Data records
(begin)
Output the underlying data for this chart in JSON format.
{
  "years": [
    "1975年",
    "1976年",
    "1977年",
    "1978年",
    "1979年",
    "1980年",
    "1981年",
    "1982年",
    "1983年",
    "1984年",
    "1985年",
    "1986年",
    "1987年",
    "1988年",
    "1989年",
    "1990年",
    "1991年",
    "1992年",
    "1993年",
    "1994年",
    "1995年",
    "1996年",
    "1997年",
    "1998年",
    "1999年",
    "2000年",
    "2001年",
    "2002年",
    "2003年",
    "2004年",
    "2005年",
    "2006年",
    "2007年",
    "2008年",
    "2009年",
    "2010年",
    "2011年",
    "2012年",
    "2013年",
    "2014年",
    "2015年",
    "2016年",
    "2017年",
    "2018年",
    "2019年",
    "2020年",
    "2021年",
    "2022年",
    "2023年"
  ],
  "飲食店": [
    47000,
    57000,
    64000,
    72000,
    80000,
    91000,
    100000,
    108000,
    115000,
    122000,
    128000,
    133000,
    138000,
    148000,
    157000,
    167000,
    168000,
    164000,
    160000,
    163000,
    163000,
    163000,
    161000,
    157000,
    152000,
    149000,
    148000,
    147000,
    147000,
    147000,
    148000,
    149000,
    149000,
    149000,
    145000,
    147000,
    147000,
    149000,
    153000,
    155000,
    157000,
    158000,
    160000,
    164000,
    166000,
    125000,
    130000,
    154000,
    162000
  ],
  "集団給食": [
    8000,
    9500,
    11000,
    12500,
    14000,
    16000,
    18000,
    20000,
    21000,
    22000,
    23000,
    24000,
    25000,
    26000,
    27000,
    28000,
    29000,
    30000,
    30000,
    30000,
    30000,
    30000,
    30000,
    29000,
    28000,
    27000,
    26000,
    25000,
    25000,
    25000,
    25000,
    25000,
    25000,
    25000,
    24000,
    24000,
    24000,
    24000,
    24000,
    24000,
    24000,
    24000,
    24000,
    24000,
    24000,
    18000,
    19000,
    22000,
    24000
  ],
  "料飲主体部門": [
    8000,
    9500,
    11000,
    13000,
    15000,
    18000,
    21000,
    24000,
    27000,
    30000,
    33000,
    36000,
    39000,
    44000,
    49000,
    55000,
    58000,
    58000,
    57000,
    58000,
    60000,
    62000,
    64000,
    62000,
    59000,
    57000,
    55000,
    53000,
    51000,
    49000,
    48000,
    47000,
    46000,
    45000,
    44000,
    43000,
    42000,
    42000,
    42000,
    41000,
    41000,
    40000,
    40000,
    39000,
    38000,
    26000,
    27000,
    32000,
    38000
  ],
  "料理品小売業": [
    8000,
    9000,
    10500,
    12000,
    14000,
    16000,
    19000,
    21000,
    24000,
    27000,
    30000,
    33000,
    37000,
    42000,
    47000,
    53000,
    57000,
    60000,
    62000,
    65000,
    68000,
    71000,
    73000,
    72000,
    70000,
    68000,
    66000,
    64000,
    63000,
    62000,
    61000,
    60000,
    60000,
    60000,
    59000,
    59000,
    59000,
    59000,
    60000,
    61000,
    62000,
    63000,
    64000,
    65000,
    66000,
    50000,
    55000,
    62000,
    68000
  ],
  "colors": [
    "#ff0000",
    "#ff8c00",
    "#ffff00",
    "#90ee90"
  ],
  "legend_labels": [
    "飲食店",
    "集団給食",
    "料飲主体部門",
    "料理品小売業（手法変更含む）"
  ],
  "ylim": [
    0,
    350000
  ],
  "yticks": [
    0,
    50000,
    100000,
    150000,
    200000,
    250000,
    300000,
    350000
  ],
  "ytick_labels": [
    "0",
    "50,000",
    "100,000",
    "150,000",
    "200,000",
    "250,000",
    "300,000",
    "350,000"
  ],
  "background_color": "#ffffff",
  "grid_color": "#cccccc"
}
(end)
WORK INSTRUCTIONS.
Extract every record. Keep wording exact.

TASK RESULT.
Output the underlying data for this chart in JSON format.
{
  "years": [
    "1975年",
    "1976年",
    "1977年",
    "1978年",
    "1979年",
    "1980年",
    "1981年",
    "1982年",
    "1983年",
    "1984年",
    "1985年",
    "1986年",
    "1987年",
    "1988年",
    "1989年",
    "1990年",
    "1991年",
    "1992年",
    "1993年",
    "1994年",
    "1995年",
    "1996年",
    "1997年",
    "1998年",
    "1999年",
    "2000年",
    "2001年",
    "2002年",
    "2003年",
    "2004年",
    "2005年",
    "2006年",
    "2007年",
    "2008年",
    "2009年",
    "2010年",
    "2011年",
    "2012年",
    "2013年",
    "2014年",
    "2015年",
    "2016年",
    "2017年",
    "2018年",
    "2019年",
    "2020年",
    "2021年",
    "2022年",
    "2023年"
  ],
  "飲食店": [
    47000,
    57000,
    64000,
    72000,
    80000,
    91000,
    100000,
    108000,
    115000,
    122000,
    128000,
    133000,
    138000,
    148000,
    157000,
    167000,
    168000,
    164000,
    160000,
    163000,
    163000,
    163000,
    161000,
    157000,
    152000,
    149000,
    148000,
    147000,
    147000,
    147000,
    148000,
    149000,
    149000,
    149000,
    145000,
    147000,
    147000,
    149000,
    153000,
    155000,
    157000,
    158000,
    160000,
    164000,
    166000,
    125000,
    130000,
    154000,
    162000
  ],
  "集団給食": [
    8000,
    9500,
    11000,
    12500,
    14000,
    16000,
    18000,
    20000,
    21000,
    22000,
    23000,
    24000,
    25000,
    26000,
    27000,
    28000,
    29000,
    30000,
    30000,
    30000,
    30000,
    30000,
    30000,
    29000,
    28000,
    27000,
    26000,
    25000,
    25000,
    25000,
    25000,
    25000,
    25000,
    25000,
    24000,
    24000,
    24000,
    24000,
    24000,
    24000,
    24000,
    24000,
    24000,
    24000,
    24000,
    18000,
    19000,
    22000,
    24000
  ],
  "料飲主体部門": [
    8000,
    9500,
    11000,
    13000,
    15000,
    18000,
    21000,
    24000,
    27000,
    30000,
    33000,
    36000,
    39000,
    44000,
    49000,
    55000,
    58000,
    58000,
    57000,
    58000,
    60000,
    62000,
    64000,
    62000,
    59000,
    57000,
    55000,
    53000,
    51000,
    49000,
    48000,
    47000,
    46000,
    45000,
    44000,
    43000,
    42000,
    42000,
    42000,
    41000,
    41000,
    40000,
    40000,
    39000,
    38000,
    26000,
    27000,
    32000,
    38000
  ],
  "料理品小売業": [
    8000,
    9000,
    10500,
    12000,
    14000,
    16000,
    19000,
    21000,
    24000,
    27000,
    30000,
    33000,
    37000,
    42000,
    47000,
    53000,
    57000,
    60000,
    62000,
    65000,
    68000,
    71000,
    73000,
    72000,
    70000,
    68000,
    66000,
    64000,
    63000,
    62000,
    61000,
    60000,
    60000,
    60000,
    59000,
    59000,
    59000,
    59000,
    60000,
    61000,
    62000,
    63000,
    64000,
    65000,
    66000,
    50000,
    55000,
    62000,
    68000
  ],
  "colors": [
    "#ff0000",
    "#ff8c00",
    "#ffff00",
    "#90ee90"
  ],
  "legend_labels": [
    "飲食店",
    "集団給食",
    "料飲主体部門",
    "料理品小売業（手法変更含む）"
  ],
  "ylim": [
    0,
    350000
  ],
  "yticks": [
    0,
    50000,
    100000,
    150000,
    200000,
    250000,
    300000,
    350000
  ],
  "ytick_labels": [
    "0",
    "50,000",
    "100,000",
    "150,000",
    "200,000",
    "250,000",
    "300,000",
    "350,000"
  ],
  "background_color": "#ffffff",
  "grid_color": "#cccccc"
}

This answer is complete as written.